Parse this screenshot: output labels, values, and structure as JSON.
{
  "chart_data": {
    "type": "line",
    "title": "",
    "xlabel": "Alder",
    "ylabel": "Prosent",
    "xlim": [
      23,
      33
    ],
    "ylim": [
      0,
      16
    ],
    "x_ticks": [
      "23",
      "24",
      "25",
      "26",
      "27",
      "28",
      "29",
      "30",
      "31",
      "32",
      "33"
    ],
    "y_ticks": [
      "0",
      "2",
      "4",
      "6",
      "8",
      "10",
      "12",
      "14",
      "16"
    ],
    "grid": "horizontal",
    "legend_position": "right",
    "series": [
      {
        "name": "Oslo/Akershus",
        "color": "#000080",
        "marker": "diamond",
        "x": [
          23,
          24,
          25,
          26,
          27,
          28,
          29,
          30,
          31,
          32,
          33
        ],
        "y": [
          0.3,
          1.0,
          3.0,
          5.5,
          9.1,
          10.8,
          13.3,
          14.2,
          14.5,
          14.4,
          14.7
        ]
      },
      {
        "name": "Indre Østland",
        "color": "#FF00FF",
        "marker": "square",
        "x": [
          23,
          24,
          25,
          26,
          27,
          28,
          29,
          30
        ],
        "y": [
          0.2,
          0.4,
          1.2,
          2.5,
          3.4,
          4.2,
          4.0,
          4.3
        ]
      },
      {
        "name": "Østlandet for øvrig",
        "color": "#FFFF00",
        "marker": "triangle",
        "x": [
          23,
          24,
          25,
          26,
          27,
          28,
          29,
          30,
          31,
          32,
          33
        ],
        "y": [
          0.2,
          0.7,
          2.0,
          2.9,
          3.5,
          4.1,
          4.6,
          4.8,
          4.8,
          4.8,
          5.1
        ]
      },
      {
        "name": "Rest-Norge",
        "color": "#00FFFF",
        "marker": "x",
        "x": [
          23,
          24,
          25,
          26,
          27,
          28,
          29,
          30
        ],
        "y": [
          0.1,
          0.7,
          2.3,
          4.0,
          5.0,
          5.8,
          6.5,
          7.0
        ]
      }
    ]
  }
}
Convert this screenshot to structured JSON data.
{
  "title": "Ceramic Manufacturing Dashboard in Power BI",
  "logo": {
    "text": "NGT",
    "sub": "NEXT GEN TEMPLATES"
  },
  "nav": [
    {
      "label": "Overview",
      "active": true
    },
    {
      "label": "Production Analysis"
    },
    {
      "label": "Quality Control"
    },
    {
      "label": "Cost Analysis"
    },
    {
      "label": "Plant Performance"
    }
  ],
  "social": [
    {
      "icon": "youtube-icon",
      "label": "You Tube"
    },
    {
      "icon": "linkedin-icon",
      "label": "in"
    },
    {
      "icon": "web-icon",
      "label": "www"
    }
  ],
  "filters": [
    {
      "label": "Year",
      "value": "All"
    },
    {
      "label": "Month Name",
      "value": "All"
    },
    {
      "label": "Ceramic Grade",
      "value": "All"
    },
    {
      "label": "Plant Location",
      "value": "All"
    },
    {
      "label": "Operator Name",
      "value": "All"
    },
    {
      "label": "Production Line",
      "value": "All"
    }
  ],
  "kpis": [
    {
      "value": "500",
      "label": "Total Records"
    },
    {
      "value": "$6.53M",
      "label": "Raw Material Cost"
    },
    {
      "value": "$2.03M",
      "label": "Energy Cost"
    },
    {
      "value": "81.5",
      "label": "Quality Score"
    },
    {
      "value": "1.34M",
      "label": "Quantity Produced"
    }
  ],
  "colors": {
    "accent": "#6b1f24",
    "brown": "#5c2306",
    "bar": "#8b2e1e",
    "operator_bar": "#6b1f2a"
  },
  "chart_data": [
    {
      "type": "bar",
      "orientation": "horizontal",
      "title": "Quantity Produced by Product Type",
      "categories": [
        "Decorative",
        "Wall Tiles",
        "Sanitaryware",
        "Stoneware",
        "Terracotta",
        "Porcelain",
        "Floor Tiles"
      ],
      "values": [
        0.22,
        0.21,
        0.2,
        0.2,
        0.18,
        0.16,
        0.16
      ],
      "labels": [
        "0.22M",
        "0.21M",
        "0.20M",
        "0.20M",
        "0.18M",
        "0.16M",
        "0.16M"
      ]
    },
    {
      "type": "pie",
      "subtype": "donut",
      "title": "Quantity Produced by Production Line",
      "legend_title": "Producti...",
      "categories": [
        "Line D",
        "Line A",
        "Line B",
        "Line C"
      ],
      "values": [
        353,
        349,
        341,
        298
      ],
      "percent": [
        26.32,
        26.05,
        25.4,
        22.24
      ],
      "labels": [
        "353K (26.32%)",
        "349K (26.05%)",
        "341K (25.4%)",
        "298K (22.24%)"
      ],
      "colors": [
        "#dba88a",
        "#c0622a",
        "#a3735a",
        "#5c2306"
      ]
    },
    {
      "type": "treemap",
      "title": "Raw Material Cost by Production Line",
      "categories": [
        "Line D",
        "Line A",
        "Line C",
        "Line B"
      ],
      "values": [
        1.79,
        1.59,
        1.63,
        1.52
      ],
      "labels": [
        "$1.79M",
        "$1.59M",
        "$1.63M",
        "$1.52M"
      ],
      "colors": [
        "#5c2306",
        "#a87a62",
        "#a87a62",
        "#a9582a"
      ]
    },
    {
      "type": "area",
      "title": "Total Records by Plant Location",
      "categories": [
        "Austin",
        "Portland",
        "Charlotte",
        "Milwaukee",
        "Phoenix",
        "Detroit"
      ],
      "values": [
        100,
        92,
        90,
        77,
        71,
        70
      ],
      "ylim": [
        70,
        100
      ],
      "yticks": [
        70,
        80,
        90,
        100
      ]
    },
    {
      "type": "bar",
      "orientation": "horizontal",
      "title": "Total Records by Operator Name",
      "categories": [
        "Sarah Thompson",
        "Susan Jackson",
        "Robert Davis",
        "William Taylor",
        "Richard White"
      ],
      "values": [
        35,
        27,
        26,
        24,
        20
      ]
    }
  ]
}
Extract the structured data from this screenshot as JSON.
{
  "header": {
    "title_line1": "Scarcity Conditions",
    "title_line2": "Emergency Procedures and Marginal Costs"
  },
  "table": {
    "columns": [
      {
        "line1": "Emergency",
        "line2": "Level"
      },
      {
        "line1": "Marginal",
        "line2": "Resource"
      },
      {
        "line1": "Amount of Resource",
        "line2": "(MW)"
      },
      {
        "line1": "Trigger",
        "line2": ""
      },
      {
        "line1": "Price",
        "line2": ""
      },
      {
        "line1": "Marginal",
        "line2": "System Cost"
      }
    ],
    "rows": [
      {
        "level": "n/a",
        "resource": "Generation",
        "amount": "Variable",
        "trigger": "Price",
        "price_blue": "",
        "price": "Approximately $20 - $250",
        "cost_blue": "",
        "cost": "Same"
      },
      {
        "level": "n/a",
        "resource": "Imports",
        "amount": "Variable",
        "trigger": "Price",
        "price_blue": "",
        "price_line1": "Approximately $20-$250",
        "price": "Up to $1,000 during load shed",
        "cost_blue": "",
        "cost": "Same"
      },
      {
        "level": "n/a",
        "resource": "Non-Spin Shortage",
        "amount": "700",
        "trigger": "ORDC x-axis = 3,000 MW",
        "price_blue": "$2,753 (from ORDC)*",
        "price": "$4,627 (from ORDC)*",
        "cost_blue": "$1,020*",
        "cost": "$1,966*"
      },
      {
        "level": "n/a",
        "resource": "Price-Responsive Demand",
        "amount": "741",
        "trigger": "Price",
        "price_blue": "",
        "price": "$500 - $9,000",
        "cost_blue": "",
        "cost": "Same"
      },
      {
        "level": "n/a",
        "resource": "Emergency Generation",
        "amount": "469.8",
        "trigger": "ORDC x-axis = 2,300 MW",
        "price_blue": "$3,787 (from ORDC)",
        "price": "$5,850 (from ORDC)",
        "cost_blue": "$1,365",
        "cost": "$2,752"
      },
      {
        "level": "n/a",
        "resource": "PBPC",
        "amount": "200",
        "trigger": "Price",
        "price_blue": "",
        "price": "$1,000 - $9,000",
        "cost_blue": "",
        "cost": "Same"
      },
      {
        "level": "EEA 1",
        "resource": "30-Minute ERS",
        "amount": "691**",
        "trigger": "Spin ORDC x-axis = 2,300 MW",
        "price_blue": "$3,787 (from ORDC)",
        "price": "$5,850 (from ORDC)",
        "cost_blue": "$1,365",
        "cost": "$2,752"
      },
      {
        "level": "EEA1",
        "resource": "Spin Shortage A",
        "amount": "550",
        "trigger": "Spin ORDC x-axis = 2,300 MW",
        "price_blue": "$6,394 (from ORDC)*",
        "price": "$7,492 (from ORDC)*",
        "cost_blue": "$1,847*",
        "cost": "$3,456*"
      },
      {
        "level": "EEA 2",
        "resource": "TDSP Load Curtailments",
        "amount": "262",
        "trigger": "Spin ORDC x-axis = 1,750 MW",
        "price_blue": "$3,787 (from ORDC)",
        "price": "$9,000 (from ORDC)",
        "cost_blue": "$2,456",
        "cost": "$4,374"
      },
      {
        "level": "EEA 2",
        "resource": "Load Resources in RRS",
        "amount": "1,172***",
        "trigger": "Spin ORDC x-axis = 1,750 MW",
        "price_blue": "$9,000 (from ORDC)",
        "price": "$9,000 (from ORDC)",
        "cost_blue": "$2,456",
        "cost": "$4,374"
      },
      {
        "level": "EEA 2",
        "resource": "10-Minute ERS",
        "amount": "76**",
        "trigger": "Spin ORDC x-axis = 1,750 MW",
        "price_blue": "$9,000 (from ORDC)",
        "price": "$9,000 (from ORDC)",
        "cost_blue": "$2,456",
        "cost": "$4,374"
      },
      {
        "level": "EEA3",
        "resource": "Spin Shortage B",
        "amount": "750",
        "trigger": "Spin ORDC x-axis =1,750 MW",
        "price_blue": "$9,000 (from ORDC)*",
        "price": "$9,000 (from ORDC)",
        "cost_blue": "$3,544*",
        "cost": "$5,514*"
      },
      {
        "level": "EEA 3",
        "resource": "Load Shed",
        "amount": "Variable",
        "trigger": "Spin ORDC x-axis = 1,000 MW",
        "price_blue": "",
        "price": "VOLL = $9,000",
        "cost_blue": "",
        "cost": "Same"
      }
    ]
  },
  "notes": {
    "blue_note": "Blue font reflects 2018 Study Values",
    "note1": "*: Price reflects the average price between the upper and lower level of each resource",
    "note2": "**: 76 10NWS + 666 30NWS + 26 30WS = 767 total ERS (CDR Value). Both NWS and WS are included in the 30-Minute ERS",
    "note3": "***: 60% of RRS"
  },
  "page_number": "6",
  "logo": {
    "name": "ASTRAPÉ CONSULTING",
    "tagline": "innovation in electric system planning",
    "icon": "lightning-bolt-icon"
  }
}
------
→ **To be done**:
Work out how many lines in the entries hold the string "Generation". Your answer should consist solely of that number.

→ **Task output**:
2